PROBLEM TO SOLVE:
Using the records provided below, locate and copy each line that contains the word "true".

INPUT MATERIAL:
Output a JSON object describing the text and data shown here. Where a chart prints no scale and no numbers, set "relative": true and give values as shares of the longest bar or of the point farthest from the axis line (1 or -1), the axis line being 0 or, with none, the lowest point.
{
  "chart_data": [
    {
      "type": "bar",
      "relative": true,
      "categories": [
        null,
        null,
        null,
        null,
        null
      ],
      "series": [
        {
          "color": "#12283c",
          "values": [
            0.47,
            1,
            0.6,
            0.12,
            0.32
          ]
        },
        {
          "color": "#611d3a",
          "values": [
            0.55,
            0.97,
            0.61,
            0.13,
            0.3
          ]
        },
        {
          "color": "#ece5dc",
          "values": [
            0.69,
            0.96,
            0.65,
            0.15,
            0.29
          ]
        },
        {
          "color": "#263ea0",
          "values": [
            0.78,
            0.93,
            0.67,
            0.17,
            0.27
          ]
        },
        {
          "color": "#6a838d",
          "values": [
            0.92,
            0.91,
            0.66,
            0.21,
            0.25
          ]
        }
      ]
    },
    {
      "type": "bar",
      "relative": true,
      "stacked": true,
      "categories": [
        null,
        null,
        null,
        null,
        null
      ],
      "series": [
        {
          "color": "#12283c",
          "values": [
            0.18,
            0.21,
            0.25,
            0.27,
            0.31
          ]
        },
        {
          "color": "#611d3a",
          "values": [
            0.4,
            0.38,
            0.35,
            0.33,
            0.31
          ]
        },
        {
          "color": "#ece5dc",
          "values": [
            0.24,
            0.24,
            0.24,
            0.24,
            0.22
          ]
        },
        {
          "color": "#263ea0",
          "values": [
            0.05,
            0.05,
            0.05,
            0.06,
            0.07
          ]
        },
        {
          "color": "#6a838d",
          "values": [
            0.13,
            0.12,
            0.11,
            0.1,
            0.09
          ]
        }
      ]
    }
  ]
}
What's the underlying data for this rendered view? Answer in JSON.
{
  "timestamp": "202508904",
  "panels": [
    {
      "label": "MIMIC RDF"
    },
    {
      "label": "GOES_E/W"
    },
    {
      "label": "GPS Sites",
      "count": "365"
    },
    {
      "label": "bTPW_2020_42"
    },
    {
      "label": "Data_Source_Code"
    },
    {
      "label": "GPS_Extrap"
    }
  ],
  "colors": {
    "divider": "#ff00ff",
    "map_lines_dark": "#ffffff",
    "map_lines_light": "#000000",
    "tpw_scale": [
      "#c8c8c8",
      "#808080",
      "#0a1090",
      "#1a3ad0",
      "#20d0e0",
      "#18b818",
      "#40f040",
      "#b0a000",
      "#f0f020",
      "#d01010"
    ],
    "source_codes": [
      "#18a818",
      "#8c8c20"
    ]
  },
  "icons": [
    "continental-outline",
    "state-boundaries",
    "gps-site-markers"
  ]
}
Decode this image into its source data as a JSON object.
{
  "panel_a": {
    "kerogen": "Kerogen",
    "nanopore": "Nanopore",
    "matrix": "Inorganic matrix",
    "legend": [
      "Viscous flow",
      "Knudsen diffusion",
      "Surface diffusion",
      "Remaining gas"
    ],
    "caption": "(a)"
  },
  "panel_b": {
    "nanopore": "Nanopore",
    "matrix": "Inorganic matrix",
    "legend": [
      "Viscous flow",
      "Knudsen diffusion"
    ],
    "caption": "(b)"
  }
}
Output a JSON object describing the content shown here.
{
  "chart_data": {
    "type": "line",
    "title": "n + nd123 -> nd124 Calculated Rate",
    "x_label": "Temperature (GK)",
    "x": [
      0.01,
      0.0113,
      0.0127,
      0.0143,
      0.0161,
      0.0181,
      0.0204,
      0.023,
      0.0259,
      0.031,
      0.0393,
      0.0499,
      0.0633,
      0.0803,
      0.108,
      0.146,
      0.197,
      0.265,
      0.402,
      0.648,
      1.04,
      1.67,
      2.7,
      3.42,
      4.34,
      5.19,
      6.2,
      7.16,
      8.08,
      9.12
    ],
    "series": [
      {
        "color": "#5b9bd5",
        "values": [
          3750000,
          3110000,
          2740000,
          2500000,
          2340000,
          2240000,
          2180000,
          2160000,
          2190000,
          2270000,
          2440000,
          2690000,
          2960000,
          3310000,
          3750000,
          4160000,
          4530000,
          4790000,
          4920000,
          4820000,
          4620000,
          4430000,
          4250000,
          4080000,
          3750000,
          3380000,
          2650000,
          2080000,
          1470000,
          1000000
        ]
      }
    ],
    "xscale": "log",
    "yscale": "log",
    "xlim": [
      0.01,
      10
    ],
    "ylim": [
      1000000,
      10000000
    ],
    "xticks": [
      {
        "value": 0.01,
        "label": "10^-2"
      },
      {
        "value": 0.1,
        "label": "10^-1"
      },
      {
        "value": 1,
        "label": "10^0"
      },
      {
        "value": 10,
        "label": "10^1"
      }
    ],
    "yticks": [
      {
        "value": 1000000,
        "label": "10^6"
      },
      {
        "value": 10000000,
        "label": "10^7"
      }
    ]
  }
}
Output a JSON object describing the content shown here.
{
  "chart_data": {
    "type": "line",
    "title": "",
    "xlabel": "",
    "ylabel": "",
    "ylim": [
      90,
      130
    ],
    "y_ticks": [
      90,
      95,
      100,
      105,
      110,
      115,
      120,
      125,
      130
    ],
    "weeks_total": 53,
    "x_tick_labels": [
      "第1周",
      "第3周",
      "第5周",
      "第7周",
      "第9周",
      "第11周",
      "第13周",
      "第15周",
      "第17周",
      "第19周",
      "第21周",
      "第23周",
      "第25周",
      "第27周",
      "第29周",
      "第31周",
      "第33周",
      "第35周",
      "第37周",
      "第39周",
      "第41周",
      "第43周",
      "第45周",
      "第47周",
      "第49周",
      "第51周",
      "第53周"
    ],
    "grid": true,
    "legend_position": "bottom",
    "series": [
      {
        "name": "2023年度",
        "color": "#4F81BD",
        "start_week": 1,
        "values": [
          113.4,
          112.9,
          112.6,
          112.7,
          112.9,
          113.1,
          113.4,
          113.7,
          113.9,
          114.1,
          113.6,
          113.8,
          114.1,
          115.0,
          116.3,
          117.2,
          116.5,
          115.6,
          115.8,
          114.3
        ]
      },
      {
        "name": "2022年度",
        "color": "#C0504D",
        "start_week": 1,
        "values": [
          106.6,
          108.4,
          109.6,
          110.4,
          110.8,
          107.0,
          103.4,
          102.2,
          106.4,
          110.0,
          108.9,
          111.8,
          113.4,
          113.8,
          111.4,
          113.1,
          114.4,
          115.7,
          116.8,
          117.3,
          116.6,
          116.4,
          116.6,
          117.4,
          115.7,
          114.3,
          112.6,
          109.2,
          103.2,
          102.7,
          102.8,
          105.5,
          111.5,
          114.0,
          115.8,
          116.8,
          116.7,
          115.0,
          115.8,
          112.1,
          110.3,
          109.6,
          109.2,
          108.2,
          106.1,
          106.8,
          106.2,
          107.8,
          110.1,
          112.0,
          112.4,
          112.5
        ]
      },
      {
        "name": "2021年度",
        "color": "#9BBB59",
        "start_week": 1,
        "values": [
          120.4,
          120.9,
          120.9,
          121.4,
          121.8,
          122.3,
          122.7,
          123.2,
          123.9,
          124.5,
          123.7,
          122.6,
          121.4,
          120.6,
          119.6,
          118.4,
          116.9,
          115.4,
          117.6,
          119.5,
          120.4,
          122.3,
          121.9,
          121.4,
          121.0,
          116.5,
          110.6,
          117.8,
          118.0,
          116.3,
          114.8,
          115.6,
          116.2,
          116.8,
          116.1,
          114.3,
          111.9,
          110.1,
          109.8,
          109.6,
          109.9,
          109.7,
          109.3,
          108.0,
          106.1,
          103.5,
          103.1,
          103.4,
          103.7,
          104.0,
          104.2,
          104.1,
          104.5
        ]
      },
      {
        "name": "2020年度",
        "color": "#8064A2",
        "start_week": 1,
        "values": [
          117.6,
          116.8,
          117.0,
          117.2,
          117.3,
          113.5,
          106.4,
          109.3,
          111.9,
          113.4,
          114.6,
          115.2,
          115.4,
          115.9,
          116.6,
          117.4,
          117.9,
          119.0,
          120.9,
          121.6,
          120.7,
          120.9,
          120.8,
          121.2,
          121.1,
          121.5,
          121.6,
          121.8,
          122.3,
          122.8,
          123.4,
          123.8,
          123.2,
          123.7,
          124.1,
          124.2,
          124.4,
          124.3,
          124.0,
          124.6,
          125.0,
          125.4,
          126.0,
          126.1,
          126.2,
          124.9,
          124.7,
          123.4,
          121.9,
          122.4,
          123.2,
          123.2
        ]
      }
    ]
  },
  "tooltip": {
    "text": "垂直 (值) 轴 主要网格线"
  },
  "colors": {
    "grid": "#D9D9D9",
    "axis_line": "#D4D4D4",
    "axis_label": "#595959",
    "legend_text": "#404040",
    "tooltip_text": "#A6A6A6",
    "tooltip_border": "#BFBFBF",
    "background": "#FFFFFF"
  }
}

OUTPUT BELOW:
Output a JSON object describing the text and data shown here. Where a chart prints no scale and no numbers, set "relative": true and give values as shares of the longest bar or of the point farthest from the axis line (1 or -1), the axis line being 0 or, with none, the lowest point.
      "relative": true,
      "relative": true,
      "stacked": true,
    "grid": true,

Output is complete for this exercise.